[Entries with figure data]
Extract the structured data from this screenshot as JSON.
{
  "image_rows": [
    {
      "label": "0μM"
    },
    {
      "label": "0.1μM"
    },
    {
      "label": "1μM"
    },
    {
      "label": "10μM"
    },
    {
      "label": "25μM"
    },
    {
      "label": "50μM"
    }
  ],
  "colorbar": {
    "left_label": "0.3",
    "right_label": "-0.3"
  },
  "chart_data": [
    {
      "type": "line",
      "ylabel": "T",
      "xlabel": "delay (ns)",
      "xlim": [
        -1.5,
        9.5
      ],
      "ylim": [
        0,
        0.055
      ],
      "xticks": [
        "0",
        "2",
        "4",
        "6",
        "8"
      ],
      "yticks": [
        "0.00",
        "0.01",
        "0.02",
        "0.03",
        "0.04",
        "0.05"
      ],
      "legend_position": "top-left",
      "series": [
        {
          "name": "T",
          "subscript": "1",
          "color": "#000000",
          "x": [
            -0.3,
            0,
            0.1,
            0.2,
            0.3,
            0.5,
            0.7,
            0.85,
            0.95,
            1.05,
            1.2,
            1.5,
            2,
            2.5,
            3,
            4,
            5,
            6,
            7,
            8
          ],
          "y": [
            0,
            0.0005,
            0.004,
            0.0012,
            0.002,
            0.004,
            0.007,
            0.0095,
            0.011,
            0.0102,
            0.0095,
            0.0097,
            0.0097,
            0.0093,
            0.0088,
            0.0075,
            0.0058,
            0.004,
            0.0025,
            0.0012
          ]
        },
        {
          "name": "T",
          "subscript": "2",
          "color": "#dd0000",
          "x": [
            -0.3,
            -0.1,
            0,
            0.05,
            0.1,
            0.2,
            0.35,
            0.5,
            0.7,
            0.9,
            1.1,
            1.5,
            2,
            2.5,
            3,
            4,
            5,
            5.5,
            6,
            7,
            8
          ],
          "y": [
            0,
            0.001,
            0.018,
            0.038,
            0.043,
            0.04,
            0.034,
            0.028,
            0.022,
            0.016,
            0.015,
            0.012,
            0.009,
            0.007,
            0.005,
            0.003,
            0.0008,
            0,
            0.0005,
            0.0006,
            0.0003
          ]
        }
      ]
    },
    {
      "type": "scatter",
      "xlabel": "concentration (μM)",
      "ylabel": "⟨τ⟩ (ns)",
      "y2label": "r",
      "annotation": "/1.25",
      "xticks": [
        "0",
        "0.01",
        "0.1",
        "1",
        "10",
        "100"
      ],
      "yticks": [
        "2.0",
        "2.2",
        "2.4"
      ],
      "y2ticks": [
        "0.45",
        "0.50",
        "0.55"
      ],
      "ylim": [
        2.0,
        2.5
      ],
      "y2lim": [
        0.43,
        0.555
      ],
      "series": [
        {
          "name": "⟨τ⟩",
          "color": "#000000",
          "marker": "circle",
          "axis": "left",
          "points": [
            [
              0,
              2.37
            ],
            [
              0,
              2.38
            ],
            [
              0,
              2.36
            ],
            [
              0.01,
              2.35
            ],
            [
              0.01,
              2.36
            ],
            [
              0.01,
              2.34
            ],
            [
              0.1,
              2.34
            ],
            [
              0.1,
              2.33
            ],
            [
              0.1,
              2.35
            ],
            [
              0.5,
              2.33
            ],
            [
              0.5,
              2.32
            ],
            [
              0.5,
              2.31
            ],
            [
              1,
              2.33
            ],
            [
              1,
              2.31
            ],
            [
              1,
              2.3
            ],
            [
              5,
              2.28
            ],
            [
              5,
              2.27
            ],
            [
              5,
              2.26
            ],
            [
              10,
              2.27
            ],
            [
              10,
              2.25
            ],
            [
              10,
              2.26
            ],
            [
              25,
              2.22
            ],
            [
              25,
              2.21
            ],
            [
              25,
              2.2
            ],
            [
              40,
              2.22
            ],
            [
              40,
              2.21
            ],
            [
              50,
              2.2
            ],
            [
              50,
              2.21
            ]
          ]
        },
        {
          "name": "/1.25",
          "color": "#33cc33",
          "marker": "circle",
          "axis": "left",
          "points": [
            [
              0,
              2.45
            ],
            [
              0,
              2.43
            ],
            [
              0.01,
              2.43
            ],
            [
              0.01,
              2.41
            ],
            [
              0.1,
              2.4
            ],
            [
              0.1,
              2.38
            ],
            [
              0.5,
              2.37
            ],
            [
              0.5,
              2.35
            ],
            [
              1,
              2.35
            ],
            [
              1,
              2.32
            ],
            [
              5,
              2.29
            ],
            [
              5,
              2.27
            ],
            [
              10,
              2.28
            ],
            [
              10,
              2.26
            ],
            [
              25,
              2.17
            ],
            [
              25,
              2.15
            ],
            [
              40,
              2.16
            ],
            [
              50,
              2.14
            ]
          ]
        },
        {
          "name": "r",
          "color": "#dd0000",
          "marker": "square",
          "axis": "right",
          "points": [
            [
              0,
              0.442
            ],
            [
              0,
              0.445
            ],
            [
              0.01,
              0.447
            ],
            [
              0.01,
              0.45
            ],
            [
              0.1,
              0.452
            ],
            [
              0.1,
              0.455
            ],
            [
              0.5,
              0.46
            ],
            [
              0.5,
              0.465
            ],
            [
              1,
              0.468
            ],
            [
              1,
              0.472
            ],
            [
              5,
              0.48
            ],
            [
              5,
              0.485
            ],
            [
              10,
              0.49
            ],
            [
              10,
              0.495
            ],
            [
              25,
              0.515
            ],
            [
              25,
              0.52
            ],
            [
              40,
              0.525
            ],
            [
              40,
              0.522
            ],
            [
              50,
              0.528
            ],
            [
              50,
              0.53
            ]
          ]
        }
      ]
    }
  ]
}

- **Aim of the exercise**
Each line of the material above must be retyped precisely.

- **The reply**
Extract the structured data from this screenshot as JSON.
{
  "image_rows": [
    {
      "label": "0μM"
    },
    {
      "label": "0.1μM"
    },
    {
      "label": "1μM"
    },
    {
      "label": "10μM"
    },
    {
      "label": "25μM"
    },
    {
      "label": "50μM"
    }
  ],
  "colorbar": {
    "left_label": "0.3",
    "right_label": "-0.3"
  },
  "chart_data": [
    {
      "type": "line",
      "ylabel": "T",
      "xlabel": "delay (ns)",
      "xlim": [
        -1.5,
        9.5
      ],
      "ylim": [
        0,
        0.055
      ],
      "xticks": [
        "0",
        "2",
        "4",
        "6",
        "8"
      ],
      "yticks": [
        "0.00",
        "0.01",
        "0.02",
        "0.03",
        "0.04",
        "0.05"
      ],
      "legend_position": "top-left",
      "series": [
        {
          "name": "T",
          "subscript": "1",
          "color": "#000000",
          "x": [
            -0.3,
            0,
            0.1,
            0.2,
            0.3,
            0.5,
            0.7,
            0.85,
            0.95,
            1.05,
            1.2,
            1.5,
            2,
            2.5,
            3,
            4,
            5,
            6,
            7,
            8
          ],
          "y": [
            0,
            0.0005,
            0.004,
            0.0012,
            0.002,
            0.004,
            0.007,
            0.0095,
            0.011,
            0.0102,
            0.0095,
            0.0097,
            0.0097,
            0.0093,
            0.0088,
            0.0075,
            0.0058,
            0.004,
            0.0025,
            0.0012
          ]
        },
        {
          "name": "T",
          "subscript": "2",
          "color": "#dd0000",
          "x": [
            -0.3,
            -0.1,
            0,
            0.05,
            0.1,
            0.2,
            0.35,
            0.5,
            0.7,
            0.9,
            1.1,
            1.5,
            2,
            2.5,
            3,
            4,
            5,
            5.5,
            6,
            7,
            8
          ],
          "y": [
            0,
            0.001,
            0.018,
            0.038,
            0.043,
            0.04,
            0.034,
            0.028,
            0.022,
            0.016,
            0.015,
            0.012,
            0.009,
            0.007,
            0.005,
            0.003,
            0.0008,
            0,
            0.0005,
            0.0006,
            0.0003
          ]
        }
      ]
    },
    {
      "type": "scatter",
      "xlabel": "concentration (μM)",
      "ylabel": "⟨τ⟩ (ns)",
      "y2label": "r",
      "annotation": "/1.25",
      "xticks": [
        "0",
        "0.01",
        "0.1",
        "1",
        "10",
        "100"
      ],
      "yticks": [
        "2.0",
        "2.2",
        "2.4"
      ],
      "y2ticks": [
        "0.45",
        "0.50",
        "0.55"
      ],
      "ylim": [
        2.0,
        2.5
      ],
      "y2lim": [
        0.43,
        0.555
      ],
      "series": [
        {
          "name": "⟨τ⟩",
          "color": "#000000",
          "marker": "circle",
          "axis": "left",
          "points": [
            [
              0,
              2.37
            ],
            [
              0,
              2.38
            ],
            [
              0,
              2.36
            ],
            [
              0.01,
              2.35
            ],
            [
              0.01,
              2.36
            ],
            [
              0.01,
              2.34
            ],
            [
              0.1,
              2.34
            ],
            [
              0.1,
              2.33
            ],
            [
              0.1,
              2.35
            ],
            [
              0.5,
              2.33
            ],
            [
              0.5,
              2.32
            ],
            [
              0.5,
              2.31
            ],
            [
              1,
              2.33
            ],
            [
              1,
              2.31
            ],
            [
              1,
              2.3
            ],
            [
              5,
              2.28
            ],
            [
              5,
              2.27
            ],
            [
              5,
              2.26
            ],
            [
              10,
              2.27
            ],
            [
              10,
              2.25
            ],
            [
              10,
              2.26
            ],
            [
              25,
              2.22
            ],
            [
              25,
              2.21
            ],
            [
              25,
              2.2
            ],
            [
              40,
              2.22
            ],
            [
              40,
              2.21
            ],
            [
              50,
              2.2
            ],
            [
              50,
              2.21
            ]
          ]
        },
        {
          "name": "/1.25",
          "color": "#33cc33",
          "marker": "circle",
          "axis": "left",
          "points": [
            [
              0,
              2.45
            ],
            [
              0,
              2.43
            ],
            [
              0.01,
              2.43
            ],
            [
              0.01,
              2.41
            ],
            [
              0.1,
              2.4
            ],
            [
              0.1,
              2.38
            ],
            [
              0.5,
              2.37
            ],
            [
              0.5,
              2.35
            ],
            [
              1,
              2.35
            ],
            [
              1,
              2.32
            ],
            [
              5,
              2.29
            ],
            [
              5,
              2.27
            ],
            [
              10,
              2.28
            ],
            [
              10,
              2.26
            ],
            [
              25,
              2.17
            ],
            [
              25,
              2.15
            ],
            [
              40,
              2.16
            ],
            [
              50,
              2.14
            ]
          ]
        },
        {
          "name": "r",
          "color": "#dd0000",
          "marker": "square",
          "axis": "right",
          "points": [
            [
              0,
              0.442
            ],
            [
              0,
              0.445
            ],
            [
              0.01,
              0.447
            ],
            [
              0.01,
              0.45
            ],
            [
              0.1,
              0.452
            ],
            [
              0.1,
              0.455
            ],
            [
              0.5,
              0.46
            ],
            [
              0.5,
              0.465
            ],
            [
              1,
              0.468
            ],
            [
              1,
              0.472
            ],
            [
              5,
              0.48
            ],
            [
              5,
              0.485
            ],
            [
              10,
              0.49
            ],
            [
              10,
              0.495
            ],
            [
              25,
              0.515
            ],
            [
              25,
              0.52
            ],
            [
              40,
              0.525
            ],
            [
              40,
              0.522
            ],
            [
              50,
              0.528
            ],
            [
              50,
              0.53
            ]
          ]
        }
      ]
    }
  ]
}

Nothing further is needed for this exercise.